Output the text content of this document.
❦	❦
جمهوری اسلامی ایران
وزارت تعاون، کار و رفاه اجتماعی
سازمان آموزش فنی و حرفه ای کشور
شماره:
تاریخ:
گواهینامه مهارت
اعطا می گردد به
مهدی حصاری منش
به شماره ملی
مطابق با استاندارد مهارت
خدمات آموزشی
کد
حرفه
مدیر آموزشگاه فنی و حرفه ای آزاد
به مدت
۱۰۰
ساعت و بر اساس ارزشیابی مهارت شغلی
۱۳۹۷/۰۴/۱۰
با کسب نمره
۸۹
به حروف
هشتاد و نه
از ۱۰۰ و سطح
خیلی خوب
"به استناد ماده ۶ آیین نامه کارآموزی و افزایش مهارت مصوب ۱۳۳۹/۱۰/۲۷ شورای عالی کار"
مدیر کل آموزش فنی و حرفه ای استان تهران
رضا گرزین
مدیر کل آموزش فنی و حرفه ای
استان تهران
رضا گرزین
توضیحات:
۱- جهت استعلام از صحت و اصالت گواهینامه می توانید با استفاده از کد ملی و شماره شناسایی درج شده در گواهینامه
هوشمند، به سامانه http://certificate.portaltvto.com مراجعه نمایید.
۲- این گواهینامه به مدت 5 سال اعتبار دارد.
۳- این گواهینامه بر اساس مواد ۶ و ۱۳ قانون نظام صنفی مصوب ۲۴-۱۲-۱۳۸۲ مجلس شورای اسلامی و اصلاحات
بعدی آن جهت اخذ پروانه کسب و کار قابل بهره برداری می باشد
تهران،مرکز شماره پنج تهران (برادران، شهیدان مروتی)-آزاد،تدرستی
○ ○ ○ ○ ○
▶ _Aim of the task_
Write the whole listing out again. Keep every line exactly as it is.

▶ _Expected answer_
Output the text content of this document.
❦	❦
جمهوری اسلامی ایران
وزارت تعاون، کار و رفاه اجتماعی
سازمان آموزش فنی و حرفه ای کشور
شماره:
تاریخ:
گواهینامه مهارت
اعطا می گردد به
مهدی حصاری منش
به شماره ملی
مطابق با استاندارد مهارت
خدمات آموزشی
کد
حرفه
مدیر آموزشگاه فنی و حرفه ای آزاد
به مدت
۱۰۰
ساعت و بر اساس ارزشیابی مهارت شغلی
۱۳۹۷/۰۴/۱۰
با کسب نمره
۸۹
به حروف
هشتاد و نه
از ۱۰۰ و سطح
خیلی خوب
"به استناد ماده ۶ آیین نامه کارآموزی و افزایش مهارت مصوب ۱۳۳۹/۱۰/۲۷ شورای عالی کار"
مدیر کل آموزش فنی و حرفه ای استان تهران
رضا گرزین
مدیر کل آموزش فنی و حرفه ای
استان تهران
رضا گرزین
توضیحات:
۱- جهت استعلام از صحت و اصالت گواهینامه می توانید با استفاده از کد ملی و شماره شناسایی درج شده در گواهینامه
هوشمند، به سامانه http://certificate.portaltvto.com مراجعه نمایید.
۲- این گواهینامه به مدت 5 سال اعتبار دارد.
۳- این گواهینامه بر اساس مواد ۶ و ۱۳ قانون نظام صنفی مصوب ۲۴-۱۲-۱۳۸۲ مجلس شورای اسلامی و اصلاحات
بعدی آن جهت اخذ پروانه کسب و کار قابل بهره برداری می باشد
تهران،مرکز شماره پنج تهران (برادران، شهیدان مروتی)-آزاد،تدرستی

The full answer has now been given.